• [Stated goal] Among the entries, which lines carry the string "مسلم"? Copy each of them.

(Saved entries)
■ ■ ■ ■ ■
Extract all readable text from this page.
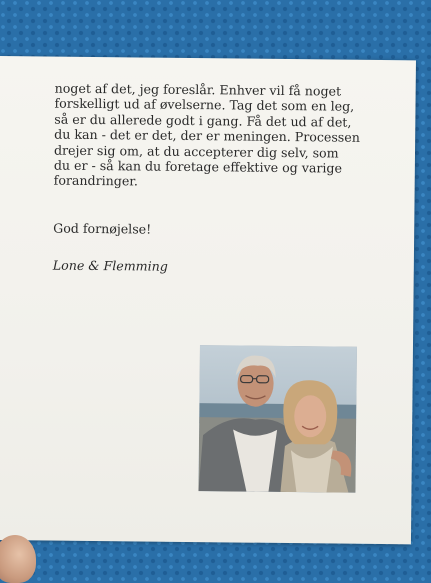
noget af det, jeg foreslår. Enhver vil få noget
forskelligt ud af øvelserne. Tag det som en leg,
så er du allerede godt i gang. Få det ud af det,
du kan - det er det, der er meningen. Processen
drejer sig om, at du accepterer dig selv, som
du er - så kan du foretage effektive og varige
forandringer.

God fornøjelse!

Lone & Flemming
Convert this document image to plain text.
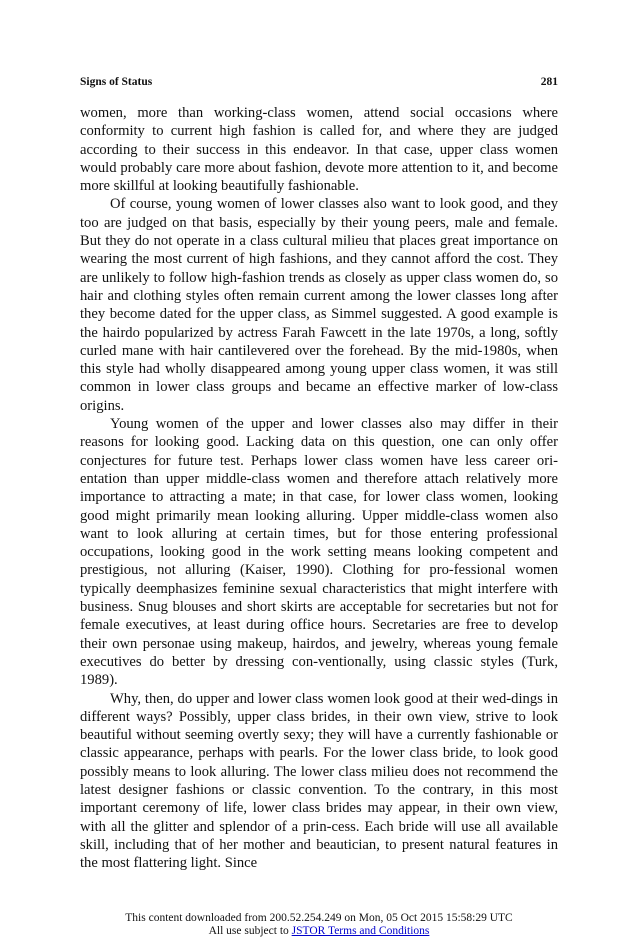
Signs of Status	281

women, more than working-class women, attend social occasions where conformity to current high fashion is called for, and where they are judged according to their success in this endeavor. In that case, upper class women would probably care more about fashion, devote more attention to it, and become more skillful at looking beautifully fashionable.

Of course, young women of lower classes also want to look good, and they too are judged on that basis, especially by their young peers, male and female. But they do not operate in a class cultural milieu that places great importance on wearing the most current of high fashions, and they cannot afford the cost. They are unlikely to follow high-fashion trends as closely as upper class women do, so hair and clothing styles often remain current among the lower classes long after they become dated for the upper class, as Simmel suggested. A good example is the hairdo popularized by actress Farah Fawcett in the late 1970s, a long, softly curled mane with hair cantilevered over the forehead. By the mid-1980s, when this style had wholly disappeared among young upper class women, it was still common in lower class groups and became an effective marker of low-class origins.

Young women of the upper and lower classes also may differ in their reasons for looking good. Lacking data on this question, one can only offer conjectures for future test. Perhaps lower class women have less career ori-entation than upper middle-class women and therefore attach relatively more importance to attracting a mate; in that case, for lower class women, looking good might primarily mean looking alluring. Upper middle-class women also want to look alluring at certain times, but for those entering professional occupations, looking good in the work setting means looking competent and prestigious, not alluring (Kaiser, 1990). Clothing for pro-fessional women typically deemphasizes feminine sexual characteristics that might interfere with business. Snug blouses and short skirts are acceptable for secretaries but not for female executives, at least during office hours. Secretaries are free to develop their own personae using makeup, hairdos, and jewelry, whereas young female executives do better by dressing con-ventionally, using classic styles (Turk, 1989).

Why, then, do upper and lower class women look good at their wed-dings in different ways? Possibly, upper class brides, in their own view, strive to look beautiful without seeming overtly sexy; they will have a currently fashionable or classic appearance, perhaps with pearls. For the lower class bride, to look good possibly means to look alluring. The lower class milieu does not recommend the latest designer fashions or classic convention. To the contrary, in this most important ceremony of life, lower class brides may appear, in their own view, with all the glitter and splendor of a prin-cess. Each bride will use all available skill, including that of her mother and beautician, to present natural features in the most flattering light. Since

This content downloaded from 200.52.254.249 on Mon, 05 Oct 2015 15:58:29 UTC
All use subject to JSTOR Terms and Conditions
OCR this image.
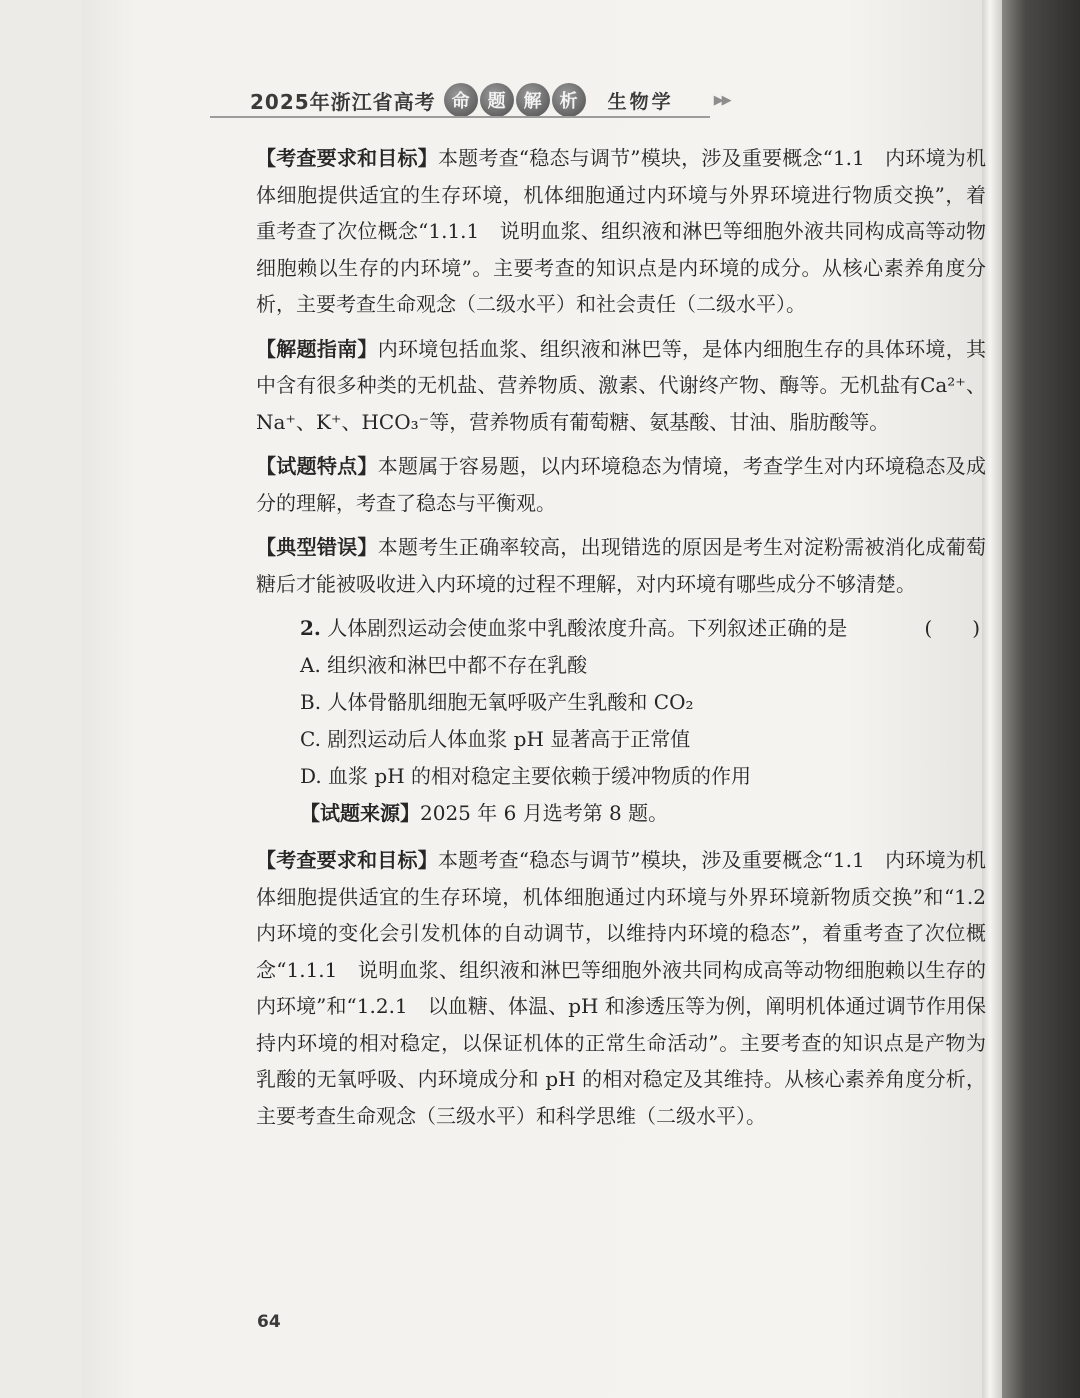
2025年浙江省高考 命	题	解	析	生物学	▶▶

【考查要求和目标】本题考查“稳态与调节”模块，涉及重要概念“1.1　内环境为机体细胞提供适宜的生存环境，机体细胞通过内环境与外界环境进行物质交换”，着重考查了次位概念“1.1.1　说明血浆、组织液和淋巴等细胞外液共同构成高等动物细胞赖以生存的内环境”。主要考查的知识点是内环境的成分。从核心素养角度分析，主要考查生命观念（二级水平）和社会责任（二级水平）。

【解题指南】内环境包括血浆、组织液和淋巴等，是体内细胞生存的具体环境，其中含有很多种类的无机盐、营养物质、激素、代谢终产物、酶等。无机盐有Ca²⁺、Na⁺、K⁺、HCO₃⁻等，营养物质有葡萄糖、氨基酸、甘油、脂肪酸等。

【试题特点】本题属于容易题，以内环境稳态为情境，考查学生对内环境稳态及成分的理解，考查了稳态与平衡观。

【典型错误】本题考生正确率较高，出现错选的原因是考生对淀粉需被消化成葡萄糖后才能被吸收进入内环境的过程不理解，对内环境有哪些成分不够清楚。

2. 人体剧烈运动会使血浆中乳酸浓度升高。下列叙述正确的是	(　　)

A. 组织液和淋巴中都不存在乳酸

B. 人体骨骼肌细胞无氧呼吸产生乳酸和 CO₂

C. 剧烈运动后人体血浆 pH 显著高于正常值

D. 血浆 pH 的相对稳定主要依赖于缓冲物质的作用

【试题来源】2025 年 6 月选考第 8 题。

【考查要求和目标】本题考查“稳态与调节”模块，涉及重要概念“1.1　内环境为机体细胞提供适宜的生存环境，机体细胞通过内环境与外界环境新物质交换”和“1.2　内环境的变化会引发机体的自动调节，以维持内环境的稳态”，着重考查了次位概念“1.1.1　说明血浆、组织液和淋巴等细胞外液共同构成高等动物细胞赖以生存的内环境”和“1.2.1　以血糖、体温、pH 和渗透压等为例，阐明机体通过调节作用保持内环境的相对稳定，以保证机体的正常生命活动”。主要考查的知识点是产物为乳酸的无氧呼吸、内环境成分和 pH 的相对稳定及其维持。从核心素养角度分析，主要考查生命观念（三级水平）和科学思维（二级水平）。

64
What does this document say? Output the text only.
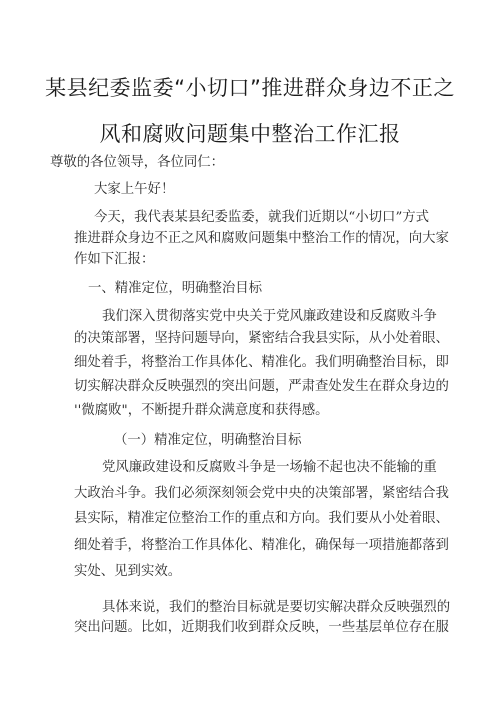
某县纪委监委“小切口”推进群众身边不正之
风和腐败问题集中整治工作汇报
尊敬的各位领导，各位同仁：
大家上午好！
今天，我代表某县纪委监委，就我们近期以“小切口”方式
推进群众身边不正之风和腐败问题集中整治工作的情况，向大家
作如下汇报：
一、精准定位，明确整治目标
我们深入贯彻落实党中央关于党风廉政建设和反腐败斗争
的决策部署，坚持问题导向，紧密结合我县实际，从小处着眼、
细处着手，将整治工作具体化、精准化。我们明确整治目标，即
切实解决群众反映强烈的突出问题，严肃查处发生在群众身边的
''微腐败"，不断提升群众满意度和获得感。
（一）精准定位，明确整治目标
党风廉政建设和反腐败斗争是一场输不起也决不能输的重
大政治斗争。我们必须深刻领会党中央的决策部署，紧密结合我
县实际，精准定位整治工作的重点和方向。我们要从小处着眼、
细处着手，将整治工作具体化、精准化，确保每一项措施都落到
实处、见到实效。
具体来说，我们的整治目标就是要切实解决群众反映强烈的
突出问题。比如，近期我们收到群众反映，一些基层单位存在服
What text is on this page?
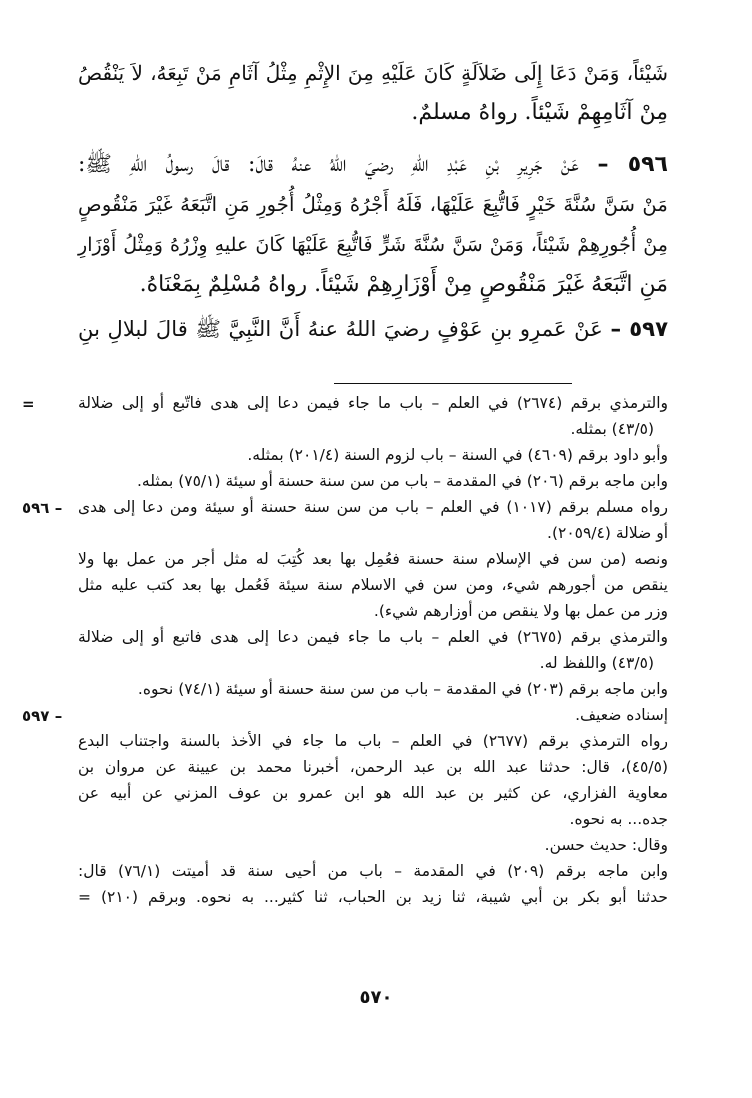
شَيْئاً، وَمَنْ دَعَا إِلَى ضَلاَلَةٍ كَانَ عَلَيْهِ مِنَ الإِثْمِ مِثْلُ آثَامِ مَنْ تَبِعَهُ، لاَ يَنْقُصُ

مِنْ آثَامِهِمْ شَيْئاً. رواهُ مسلمٌ.

٥٩٦ – عَنْ جَرِيرِ بْنِ عَبْدِ اللهِ رضيَ اللهُ عنهُ قالَ: قالَ رسولُ اللهِ ﷺ:

مَنْ سَنَّ سُنَّةَ خَيْرٍ فَاتُّبِعَ عَلَيْهَا، فَلَهُ أَجْرُهُ وَمِثْلُ أُجُورِ مَنِ اتَّبَعَهُ غَيْرَ مَنْقُوصٍ

مِنْ أُجُورِهِمْ شَيْئاً، وَمَنْ سَنَّ سُنَّةَ شَرٍّ فَاتُّبِعَ عَلَيْهَا كَانَ عليهِ وِزْرُهُ وَمِثْلُ أَوْزَارِ

مَنِ اتَّبَعَهُ غَيْرَ مَنْقُوصٍ مِنْ أَوْزَارِهِمْ شَيْئاً. رواهُ مُسْلِمٌ بِمَعْنَاهُ.

٥٩٧ – عَنْ عَمرِو بنِ عَوْفٍ رضيَ اللهُ عنهُ أَنَّ النَّبِيَّ ﷺ قالَ لبلالِ بنِ

=	والترمذي برقم (٢٦٧٤) في العلم – باب ما جاء فيمن دعا إلى هدى فاتّبع أو إلى ضلالة

(٤٣/٥) بمثله.

وأبو داود برقم (٤٦٠٩) في السنة – باب لزوم السنة (٢٠١/٤) بمثله.

وابن ماجه برقم (٢٠٦) في المقدمة – باب من سن سنة حسنة أو سيئة (٧٥/١) بمثله.

٥٩٦ –	رواه مسلم برقم (١٠١٧) في العلم – باب من سن سنة حسنة أو سيئة ومن دعا إلى هدى

أو ضلالة (٢٠٥٩/٤).

ونصه (من سن في الإسلام سنة حسنة فعُمِل بها بعد كُتِبَ له مثل أجر من عمل بها ولا

ينقص من أجورهم شيء، ومن سن في الاسلام سنة سيئة فَعُمل بها بعد كتب عليه مثل

وزر من عمل بها ولا ينقص من أوزارهم شيء).

والترمذي برقم (٢٦٧٥) في العلم – باب ما جاء فيمن دعا إلى هدى فاتبع أو إلى ضلالة

(٤٣/٥) واللفظ له.

وابن ماجه برقم (٢٠٣) في المقدمة – باب من سن سنة حسنة أو سيئة (٧٤/١) نحوه.

٥٩٧ –	إسناده ضعيف.

رواه الترمذي برقم (٢٦٧٧) في العلم – باب ما جاء في الأخذ بالسنة واجتناب البدع

(٤٥/٥)، قال: حدثنا عبد الله بن عبد الرحمن، أخبرنا محمد بن عيينة عن مروان بن

معاوية الفزاري، عن كثير بن عبد الله هو ابن عمرو بن عوف المزني عن أبيه عن

جده... به نحوه.

وقال: حديث حسن.

وابن ماجه برقم (٢٠٩) في المقدمة – باب من أحيى سنة قد أميتت (٧٦/١) قال:

حدثنا أبو بكر بن أبي شيبة، ثنا زيد بن الحباب، ثنا كثير... به نحوه. وبرقم (٢١٠) =

٥٧٠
■ ■ ■ ■ ■
• [Output for this exercise]
مِنْ آثَامِهِمْ شَيْئاً. رواهُ مسلمٌ.
٥٩٦ –	رواه مسلم برقم (١٠١٧) في العلم – باب من سن سنة حسنة أو سيئة ومن دعا إلى هدى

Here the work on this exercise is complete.